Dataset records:
----

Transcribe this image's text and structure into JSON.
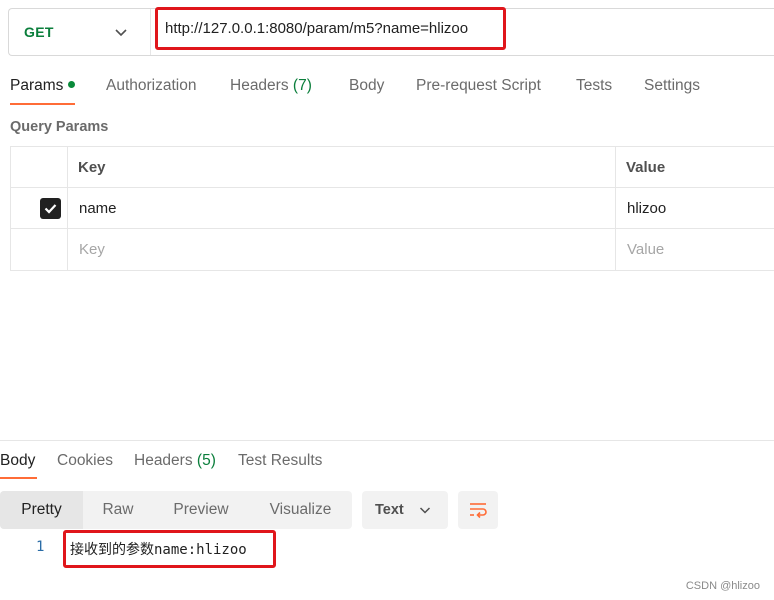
{
  "request": {
    "method": "GET",
    "url": "http://127.0.0.1:8080/param/m5?name=hlizoo"
  },
  "request_tabs": [
    {
      "label": "Params",
      "count": "",
      "active": true,
      "has_dot": true
    },
    {
      "label": "Authorization",
      "count": "",
      "active": false
    },
    {
      "label": "Headers",
      "count": "(7)",
      "active": false
    },
    {
      "label": "Body",
      "count": "",
      "active": false
    },
    {
      "label": "Pre-request Script",
      "count": "",
      "active": false
    },
    {
      "label": "Tests",
      "count": "",
      "active": false
    },
    {
      "label": "Settings",
      "count": "",
      "active": false
    }
  ],
  "query_params": {
    "title": "Query Params",
    "headers": {
      "key": "Key",
      "value": "Value"
    },
    "rows": [
      {
        "checked": true,
        "key": "name",
        "value": "hlizoo"
      }
    ],
    "placeholder": {
      "key": "Key",
      "value": "Value"
    }
  },
  "response_tabs": [
    {
      "label": "Body",
      "count": "",
      "active": true
    },
    {
      "label": "Cookies",
      "count": "",
      "active": false
    },
    {
      "label": "Headers",
      "count": "(5)",
      "active": false
    },
    {
      "label": "Test Results",
      "count": "",
      "active": false
    }
  ],
  "view_modes": [
    {
      "label": "Pretty",
      "active": true
    },
    {
      "label": "Raw",
      "active": false
    },
    {
      "label": "Preview",
      "active": false
    },
    {
      "label": "Visualize",
      "active": false
    }
  ],
  "format": {
    "selected": "Text"
  },
  "response_body": {
    "line_number": "1",
    "text": "接收到的参数name:hlizoo"
  },
  "watermark": "CSDN @hlizoo",
  "colors": {
    "accent": "#ff6c37",
    "method_get": "#0a7e3b",
    "highlight_box": "#e0161b"
  },
  "icons": [
    "chevron-down-icon",
    "check-icon",
    "wrap-lines-icon"
  ]
}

----

* INSTRUCTIONS FOR THE TASK
Please transcribe the material above exactly as written. Leave the pictures out.

* SOLUTION TO THE EXERCISE
Transcribe this image's text and structure into JSON.
{
  "request": {
    "method": "GET",
    "url": "http://127.0.0.1:8080/param/m5?name=hlizoo"
  },
  "request_tabs": [
    {
      "label": "Params",
      "count": "",
      "active": true,
      "has_dot": true
    },
    {
      "label": "Authorization",
      "count": "",
      "active": false
    },
    {
      "label": "Headers",
      "count": "(7)",
      "active": false
    },
    {
      "label": "Body",
      "count": "",
      "active": false
    },
    {
      "label": "Pre-request Script",
      "count": "",
      "active": false
    },
    {
      "label": "Tests",
      "count": "",
      "active": false
    },
    {
      "label": "Settings",
      "count": "",
      "active": false
    }
  ],
  "query_params": {
    "title": "Query Params",
    "headers": {
      "key": "Key",
      "value": "Value"
    },
    "rows": [
      {
        "checked": true,
        "key": "name",
        "value": "hlizoo"
      }
    ],
    "placeholder": {
      "key": "Key",
      "value": "Value"
    }
  },
  "response_tabs": [
    {
      "label": "Body",
      "count": "",
      "active": true
    },
    {
      "label": "Cookies",
      "count": "",
      "active": false
    },
    {
      "label": "Headers",
      "count": "(5)",
      "active": false
    },
    {
      "label": "Test Results",
      "count": "",
      "active": false
    }
  ],
  "view_modes": [
    {
      "label": "Pretty",
      "active": true
    },
    {
      "label": "Raw",
      "active": false
    },
    {
      "label": "Preview",
      "active": false
    },
    {
      "label": "Visualize",
      "active": false
    }
  ],
  "format": {
    "selected": "Text"
  },
  "response_body": {
    "line_number": "1",
    "text": "接收到的参数name:hlizoo"
  },
  "watermark": "CSDN @hlizoo",
  "colors": {
    "accent": "#ff6c37",
    "method_get": "#0a7e3b",
    "highlight_box": "#e0161b"
  },
  "icons": [
    "chevron-down-icon",
    "check-icon",
    "wrap-lines-icon"
  ]
}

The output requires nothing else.